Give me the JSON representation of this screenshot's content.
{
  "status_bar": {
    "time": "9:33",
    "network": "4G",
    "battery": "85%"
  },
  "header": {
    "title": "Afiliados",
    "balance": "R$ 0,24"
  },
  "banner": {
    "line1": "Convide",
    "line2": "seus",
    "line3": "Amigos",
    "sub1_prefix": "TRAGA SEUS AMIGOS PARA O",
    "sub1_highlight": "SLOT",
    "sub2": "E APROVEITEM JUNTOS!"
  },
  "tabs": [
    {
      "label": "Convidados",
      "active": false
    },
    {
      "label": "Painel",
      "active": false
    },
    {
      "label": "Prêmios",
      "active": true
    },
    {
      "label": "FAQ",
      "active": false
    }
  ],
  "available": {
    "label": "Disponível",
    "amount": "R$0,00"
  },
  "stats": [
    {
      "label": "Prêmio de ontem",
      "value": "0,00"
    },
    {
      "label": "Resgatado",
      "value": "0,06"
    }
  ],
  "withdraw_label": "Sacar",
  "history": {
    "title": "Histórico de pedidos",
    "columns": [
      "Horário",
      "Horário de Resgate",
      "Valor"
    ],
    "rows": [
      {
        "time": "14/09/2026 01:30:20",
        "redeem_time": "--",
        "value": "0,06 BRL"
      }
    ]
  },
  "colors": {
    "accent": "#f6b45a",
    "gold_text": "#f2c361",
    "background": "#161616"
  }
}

========================================

__Objective__.
Retype the entries exactly, including every line.

__The result__.
Give me the JSON representation of this screenshot's content.
{
  "status_bar": {
    "time": "9:33",
    "network": "4G",
    "battery": "85%"
  },
  "header": {
    "title": "Afiliados",
    "balance": "R$ 0,24"
  },
  "banner": {
    "line1": "Convide",
    "line2": "seus",
    "line3": "Amigos",
    "sub1_prefix": "TRAGA SEUS AMIGOS PARA O",
    "sub1_highlight": "SLOT",
    "sub2": "E APROVEITEM JUNTOS!"
  },
  "tabs": [
    {
      "label": "Convidados",
      "active": false
    },
    {
      "label": "Painel",
      "active": false
    },
    {
      "label": "Prêmios",
      "active": true
    },
    {
      "label": "FAQ",
      "active": false
    }
  ],
  "available": {
    "label": "Disponível",
    "amount": "R$0,00"
  },
  "stats": [
    {
      "label": "Prêmio de ontem",
      "value": "0,00"
    },
    {
      "label": "Resgatado",
      "value": "0,06"
    }
  ],
  "withdraw_label": "Sacar",
  "history": {
    "title": "Histórico de pedidos",
    "columns": [
      "Horário",
      "Horário de Resgate",
      "Valor"
    ],
    "rows": [
      {
        "time": "14/09/2026 01:30:20",
        "redeem_time": "--",
        "value": "0,06 BRL"
      }
    ]
  },
  "colors": {
    "accent": "#f6b45a",
    "gold_text": "#f2c361",
    "background": "#161616"
  }
}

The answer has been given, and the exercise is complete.